■ **TASK TO CARRY OUT**: Skip all pictures; return exactly the lines from the one containing "Enumerate this chart's" through the end of the data.

(Saved data entries)
┏━━

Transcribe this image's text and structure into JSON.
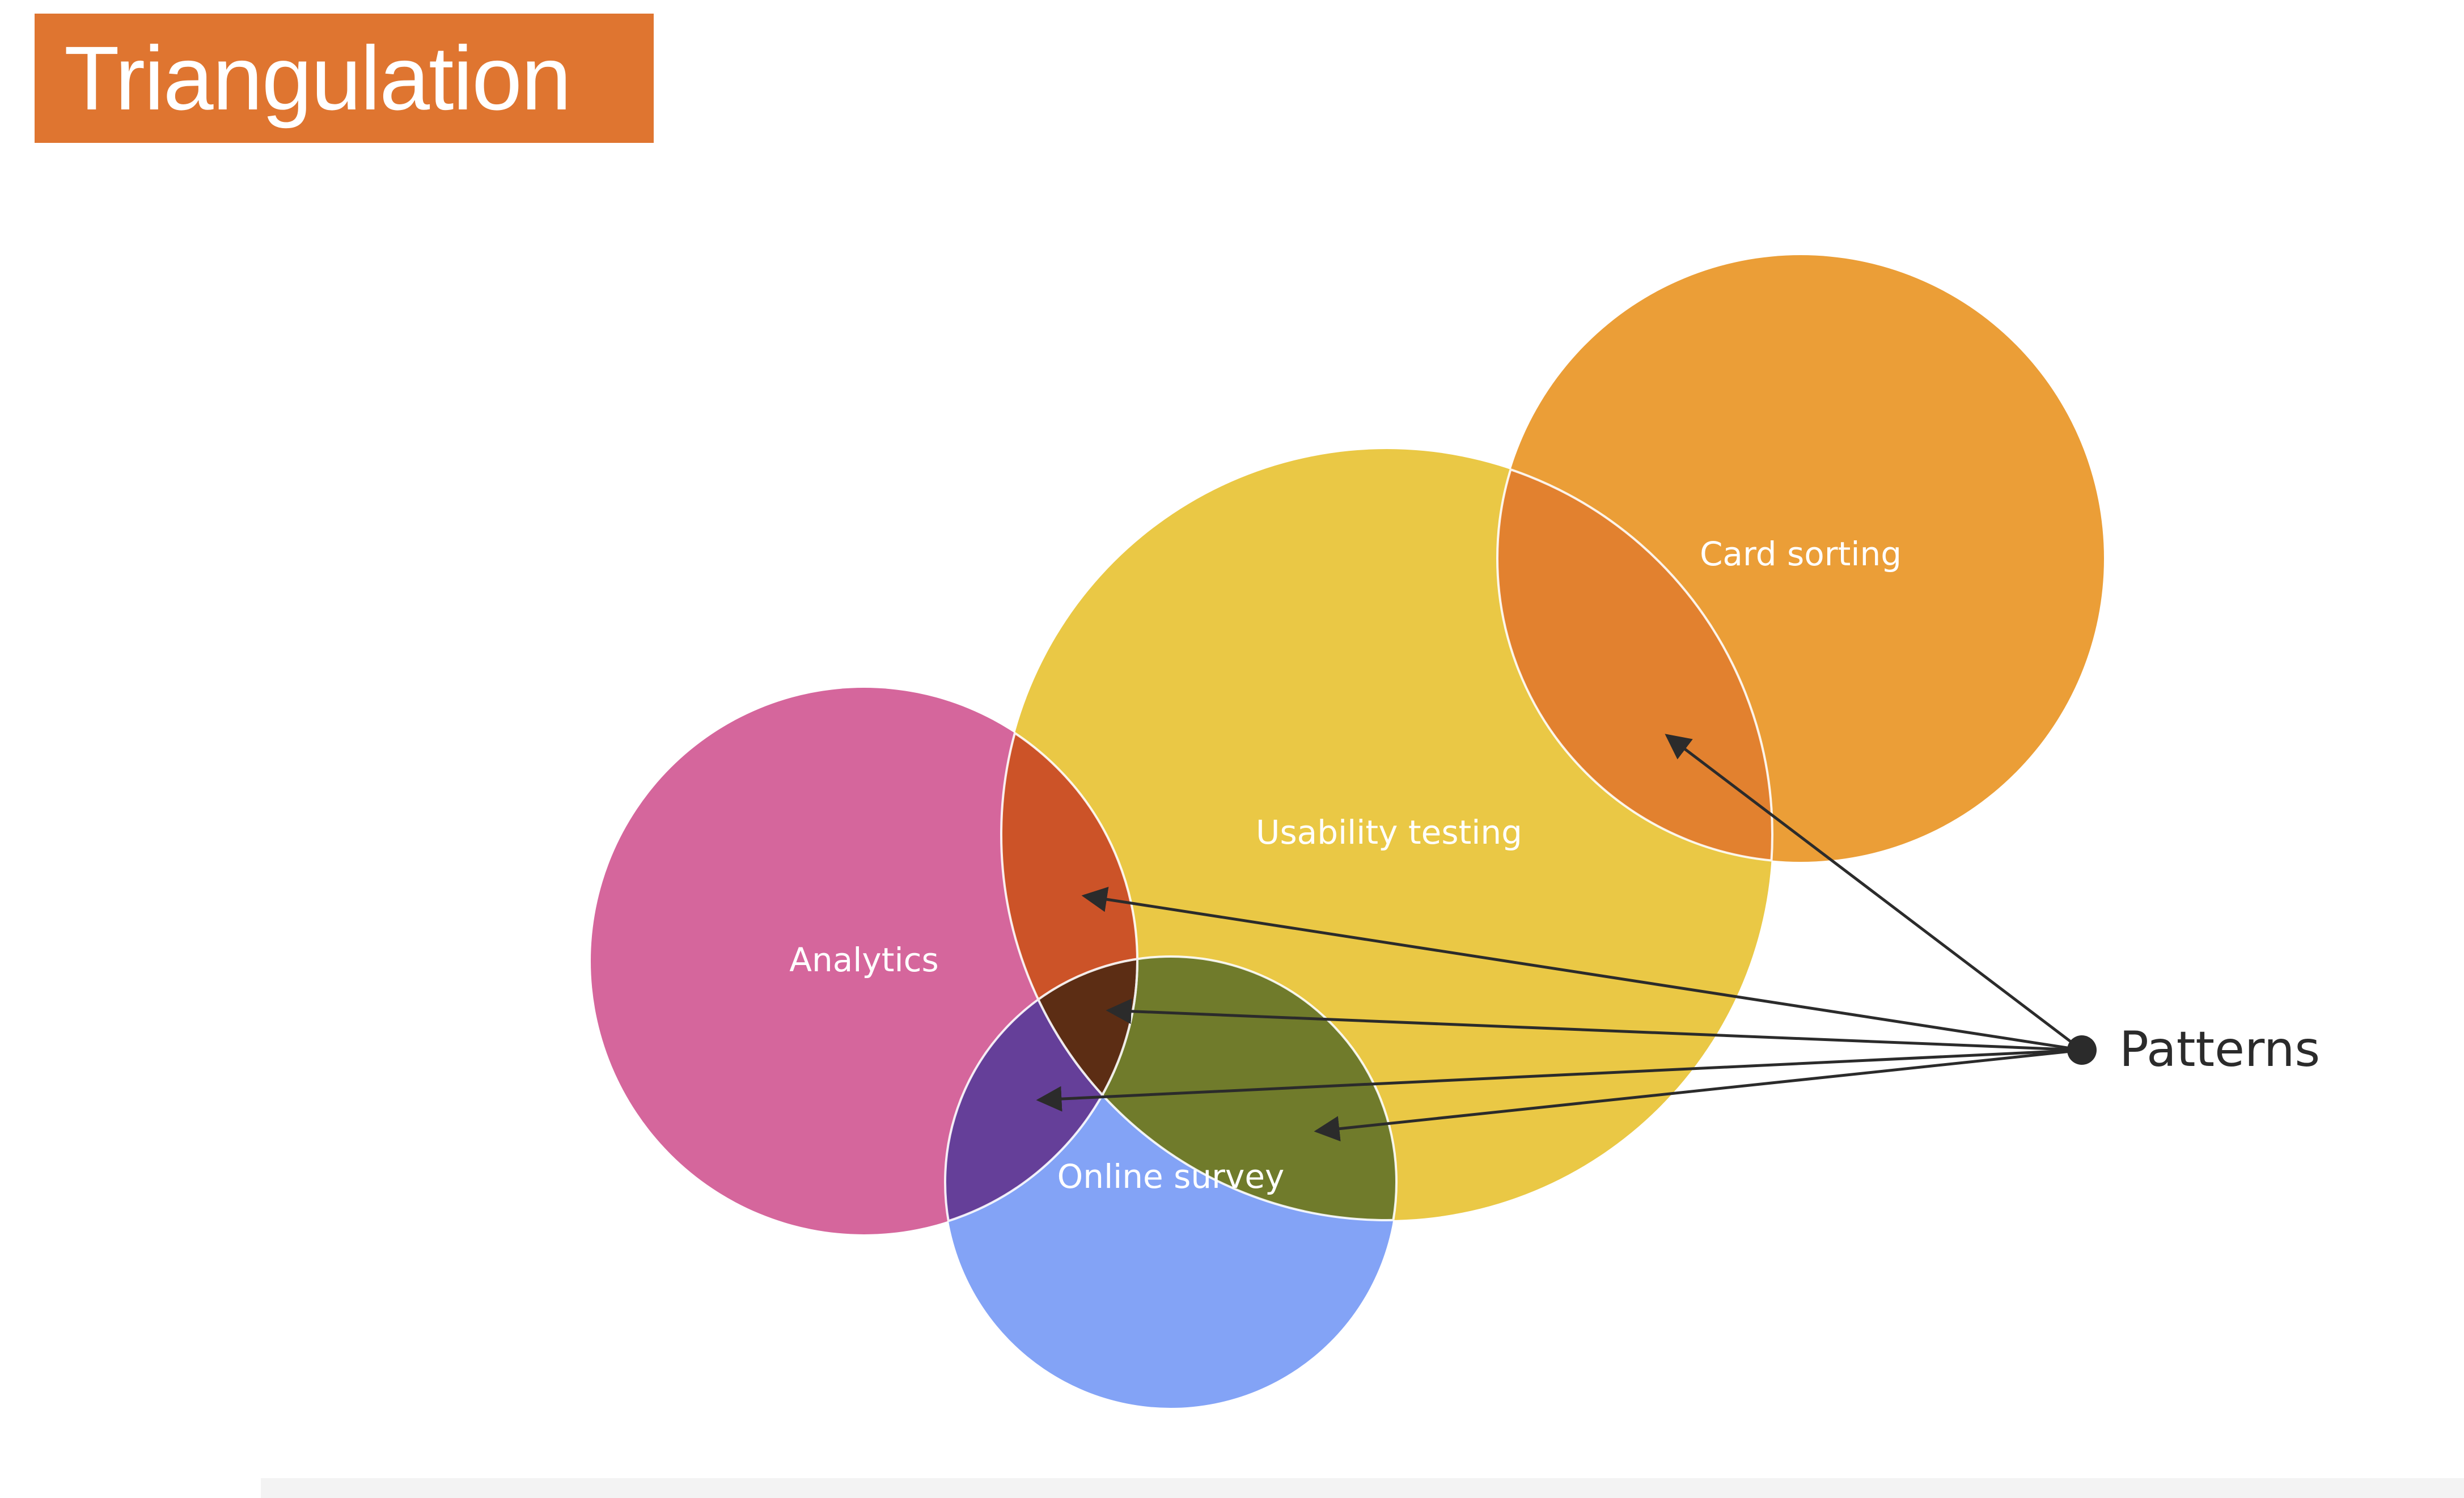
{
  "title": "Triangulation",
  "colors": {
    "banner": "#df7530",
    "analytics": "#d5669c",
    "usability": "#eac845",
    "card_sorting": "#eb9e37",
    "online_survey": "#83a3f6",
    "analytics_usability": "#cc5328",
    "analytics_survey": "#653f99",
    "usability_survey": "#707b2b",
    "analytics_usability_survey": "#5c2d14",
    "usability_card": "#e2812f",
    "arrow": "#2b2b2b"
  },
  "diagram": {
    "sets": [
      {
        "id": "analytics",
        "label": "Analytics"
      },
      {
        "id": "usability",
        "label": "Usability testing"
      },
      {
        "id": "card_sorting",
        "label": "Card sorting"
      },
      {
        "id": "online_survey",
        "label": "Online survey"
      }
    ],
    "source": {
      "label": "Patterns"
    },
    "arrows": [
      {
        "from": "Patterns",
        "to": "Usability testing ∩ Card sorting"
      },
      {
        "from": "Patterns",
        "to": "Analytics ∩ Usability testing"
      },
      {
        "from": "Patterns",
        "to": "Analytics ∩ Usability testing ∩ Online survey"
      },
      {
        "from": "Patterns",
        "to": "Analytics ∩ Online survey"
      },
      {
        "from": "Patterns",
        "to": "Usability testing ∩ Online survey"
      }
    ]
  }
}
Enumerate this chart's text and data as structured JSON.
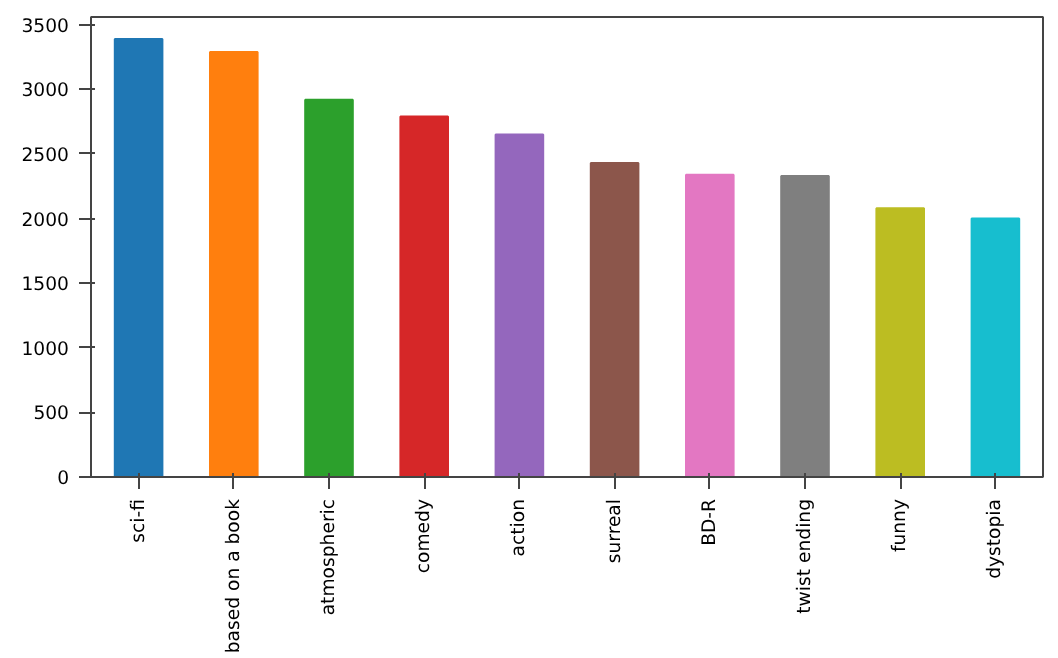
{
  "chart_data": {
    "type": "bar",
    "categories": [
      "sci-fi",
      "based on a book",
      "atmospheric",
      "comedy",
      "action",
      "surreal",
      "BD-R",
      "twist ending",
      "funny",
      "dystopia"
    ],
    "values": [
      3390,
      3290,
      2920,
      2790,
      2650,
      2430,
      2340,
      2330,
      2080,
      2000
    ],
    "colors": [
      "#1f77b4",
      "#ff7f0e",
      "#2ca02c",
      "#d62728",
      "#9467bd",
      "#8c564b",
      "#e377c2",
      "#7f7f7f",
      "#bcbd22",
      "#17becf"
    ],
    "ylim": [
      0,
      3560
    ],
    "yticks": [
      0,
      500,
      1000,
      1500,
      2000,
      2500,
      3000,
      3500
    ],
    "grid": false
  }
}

┗━━

■ **RESULT**:
Enumerate this chart's text and data as structured JSON.
{
  "chart_data": {
    "type": "bar",
    "categories": [
      "sci-fi",
      "based on a book",
      "atmospheric",
      "comedy",
      "action",
      "surreal",
      "BD-R",
      "twist ending",
      "funny",
      "dystopia"
    ],
    "values": [
      3390,
      3290,
      2920,
      2790,
      2650,
      2430,
      2340,
      2330,
      2080,
      2000
    ],
    "colors": [
      "#1f77b4",
      "#ff7f0e",
      "#2ca02c",
      "#d62728",
      "#9467bd",
      "#8c564b",
      "#e377c2",
      "#7f7f7f",
      "#bcbd22",
      "#17becf"
    ],
    "ylim": [
      0,
      3560
    ],
    "yticks": [
      0,
      500,
      1000,
      1500,
      2000,
      2500,
      3000,
      3500
    ],
    "grid": false
  }
}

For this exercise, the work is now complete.